• [Problem statement]: Can all of these lines be returned exactly?

══ Data supplied

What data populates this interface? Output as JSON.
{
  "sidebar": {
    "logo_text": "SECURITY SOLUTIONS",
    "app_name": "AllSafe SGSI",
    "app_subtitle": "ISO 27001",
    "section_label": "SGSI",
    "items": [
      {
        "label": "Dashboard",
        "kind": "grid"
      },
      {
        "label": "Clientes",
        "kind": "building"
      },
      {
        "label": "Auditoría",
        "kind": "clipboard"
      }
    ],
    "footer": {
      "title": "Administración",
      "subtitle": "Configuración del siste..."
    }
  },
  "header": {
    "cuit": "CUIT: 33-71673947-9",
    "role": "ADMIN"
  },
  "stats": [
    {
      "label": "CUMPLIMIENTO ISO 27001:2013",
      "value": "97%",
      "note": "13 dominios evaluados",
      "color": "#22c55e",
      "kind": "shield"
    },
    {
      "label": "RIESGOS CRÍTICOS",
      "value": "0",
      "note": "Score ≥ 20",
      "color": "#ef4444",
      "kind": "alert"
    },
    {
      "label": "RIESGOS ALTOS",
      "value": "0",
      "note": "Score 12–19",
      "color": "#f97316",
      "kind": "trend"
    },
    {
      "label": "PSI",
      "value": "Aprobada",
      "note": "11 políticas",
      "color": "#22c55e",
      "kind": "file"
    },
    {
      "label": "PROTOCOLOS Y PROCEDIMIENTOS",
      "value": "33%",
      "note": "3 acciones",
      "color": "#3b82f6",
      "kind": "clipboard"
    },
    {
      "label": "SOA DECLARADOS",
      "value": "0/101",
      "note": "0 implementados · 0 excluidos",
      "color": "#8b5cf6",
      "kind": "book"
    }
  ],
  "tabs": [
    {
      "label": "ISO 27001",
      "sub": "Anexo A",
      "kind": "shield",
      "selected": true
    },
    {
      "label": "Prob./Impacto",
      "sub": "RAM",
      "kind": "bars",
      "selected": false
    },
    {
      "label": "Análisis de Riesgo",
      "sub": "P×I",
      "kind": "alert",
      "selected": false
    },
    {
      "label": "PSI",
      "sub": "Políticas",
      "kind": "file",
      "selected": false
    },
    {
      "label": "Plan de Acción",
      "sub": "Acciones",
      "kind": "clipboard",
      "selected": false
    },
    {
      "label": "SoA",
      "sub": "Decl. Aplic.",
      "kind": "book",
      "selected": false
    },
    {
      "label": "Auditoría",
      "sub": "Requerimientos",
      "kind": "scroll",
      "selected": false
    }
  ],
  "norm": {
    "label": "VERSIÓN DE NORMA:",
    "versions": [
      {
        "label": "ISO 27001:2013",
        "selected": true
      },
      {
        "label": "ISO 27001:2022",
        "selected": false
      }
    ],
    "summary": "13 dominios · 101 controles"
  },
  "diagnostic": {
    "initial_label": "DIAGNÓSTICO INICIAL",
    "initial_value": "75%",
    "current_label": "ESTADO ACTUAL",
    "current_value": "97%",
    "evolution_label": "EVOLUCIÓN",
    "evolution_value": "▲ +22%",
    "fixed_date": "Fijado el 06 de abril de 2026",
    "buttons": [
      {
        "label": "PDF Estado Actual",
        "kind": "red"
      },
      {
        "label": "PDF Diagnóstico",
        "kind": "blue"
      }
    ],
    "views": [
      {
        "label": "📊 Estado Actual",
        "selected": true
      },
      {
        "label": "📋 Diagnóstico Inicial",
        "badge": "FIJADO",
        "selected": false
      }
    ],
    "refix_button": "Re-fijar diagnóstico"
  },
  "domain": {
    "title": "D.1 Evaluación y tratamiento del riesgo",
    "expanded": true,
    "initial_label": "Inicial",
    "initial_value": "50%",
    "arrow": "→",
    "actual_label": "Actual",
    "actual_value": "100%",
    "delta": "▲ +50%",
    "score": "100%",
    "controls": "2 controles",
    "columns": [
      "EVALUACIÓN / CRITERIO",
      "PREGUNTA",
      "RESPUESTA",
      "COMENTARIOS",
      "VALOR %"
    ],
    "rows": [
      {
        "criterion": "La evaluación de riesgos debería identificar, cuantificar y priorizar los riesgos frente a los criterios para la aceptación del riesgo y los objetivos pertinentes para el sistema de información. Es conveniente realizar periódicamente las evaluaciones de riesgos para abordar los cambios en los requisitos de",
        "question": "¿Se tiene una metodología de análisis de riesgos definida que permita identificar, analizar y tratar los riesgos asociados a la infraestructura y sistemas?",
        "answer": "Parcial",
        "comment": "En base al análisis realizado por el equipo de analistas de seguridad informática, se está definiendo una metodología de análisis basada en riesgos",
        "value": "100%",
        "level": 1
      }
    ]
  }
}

════

• [Correct response]:
What data populates this interface? Output as JSON.
{
  "sidebar": {
    "logo_text": "SECURITY SOLUTIONS",
    "app_name": "AllSafe SGSI",
    "app_subtitle": "ISO 27001",
    "section_label": "SGSI",
    "items": [
      {
        "label": "Dashboard",
        "kind": "grid"
      },
      {
        "label": "Clientes",
        "kind": "building"
      },
      {
        "label": "Auditoría",
        "kind": "clipboard"
      }
    ],
    "footer": {
      "title": "Administración",
      "subtitle": "Configuración del siste..."
    }
  },
  "header": {
    "cuit": "CUIT: 33-71673947-9",
    "role": "ADMIN"
  },
  "stats": [
    {
      "label": "CUMPLIMIENTO ISO 27001:2013",
      "value": "97%",
      "note": "13 dominios evaluados",
      "color": "#22c55e",
      "kind": "shield"
    },
    {
      "label": "RIESGOS CRÍTICOS",
      "value": "0",
      "note": "Score ≥ 20",
      "color": "#ef4444",
      "kind": "alert"
    },
    {
      "label": "RIESGOS ALTOS",
      "value": "0",
      "note": "Score 12–19",
      "color": "#f97316",
      "kind": "trend"
    },
    {
      "label": "PSI",
      "value": "Aprobada",
      "note": "11 políticas",
      "color": "#22c55e",
      "kind": "file"
    },
    {
      "label": "PROTOCOLOS Y PROCEDIMIENTOS",
      "value": "33%",
      "note": "3 acciones",
      "color": "#3b82f6",
      "kind": "clipboard"
    },
    {
      "label": "SOA DECLARADOS",
      "value": "0/101",
      "note": "0 implementados · 0 excluidos",
      "color": "#8b5cf6",
      "kind": "book"
    }
  ],
  "tabs": [
    {
      "label": "ISO 27001",
      "sub": "Anexo A",
      "kind": "shield",
      "selected": true
    },
    {
      "label": "Prob./Impacto",
      "sub": "RAM",
      "kind": "bars",
      "selected": false
    },
    {
      "label": "Análisis de Riesgo",
      "sub": "P×I",
      "kind": "alert",
      "selected": false
    },
    {
      "label": "PSI",
      "sub": "Políticas",
      "kind": "file",
      "selected": false
    },
    {
      "label": "Plan de Acción",
      "sub": "Acciones",
      "kind": "clipboard",
      "selected": false
    },
    {
      "label": "SoA",
      "sub": "Decl. Aplic.",
      "kind": "book",
      "selected": false
    },
    {
      "label": "Auditoría",
      "sub": "Requerimientos",
      "kind": "scroll",
      "selected": false
    }
  ],
  "norm": {
    "label": "VERSIÓN DE NORMA:",
    "versions": [
      {
        "label": "ISO 27001:2013",
        "selected": true
      },
      {
        "label": "ISO 27001:2022",
        "selected": false
      }
    ],
    "summary": "13 dominios · 101 controles"
  },
  "diagnostic": {
    "initial_label": "DIAGNÓSTICO INICIAL",
    "initial_value": "75%",
    "current_label": "ESTADO ACTUAL",
    "current_value": "97%",
    "evolution_label": "EVOLUCIÓN",
    "evolution_value": "▲ +22%",
    "fixed_date": "Fijado el 06 de abril de 2026",
    "buttons": [
      {
        "label": "PDF Estado Actual",
        "kind": "red"
      },
      {
        "label": "PDF Diagnóstico",
        "kind": "blue"
      }
    ],
    "views": [
      {
        "label": "📊 Estado Actual",
        "selected": true
      },
      {
        "label": "📋 Diagnóstico Inicial",
        "badge": "FIJADO",
        "selected": false
      }
    ],
    "refix_button": "Re-fijar diagnóstico"
  },
  "domain": {
    "title": "D.1 Evaluación y tratamiento del riesgo",
    "expanded": true,
    "initial_label": "Inicial",
    "initial_value": "50%",
    "arrow": "→",
    "actual_label": "Actual",
    "actual_value": "100%",
    "delta": "▲ +50%",
    "score": "100%",
    "controls": "2 controles",
    "columns": [
      "EVALUACIÓN / CRITERIO",
      "PREGUNTA",
      "RESPUESTA",
      "COMENTARIOS",
      "VALOR %"
    ],
    "rows": [
      {
        "criterion": "La evaluación de riesgos debería identificar, cuantificar y priorizar los riesgos frente a los criterios para la aceptación del riesgo y los objetivos pertinentes para el sistema de información. Es conveniente realizar periódicamente las evaluaciones de riesgos para abordar los cambios en los requisitos de",
        "question": "¿Se tiene una metodología de análisis de riesgos definida que permita identificar, analizar y tratar los riesgos asociados a la infraestructura y sistemas?",
        "answer": "Parcial",
        "comment": "En base al análisis realizado por el equipo de analistas de seguridad informática, se está definiendo una metodología de análisis basada en riesgos",
        "value": "100%",
        "level": 1
      }
    ]
  }
}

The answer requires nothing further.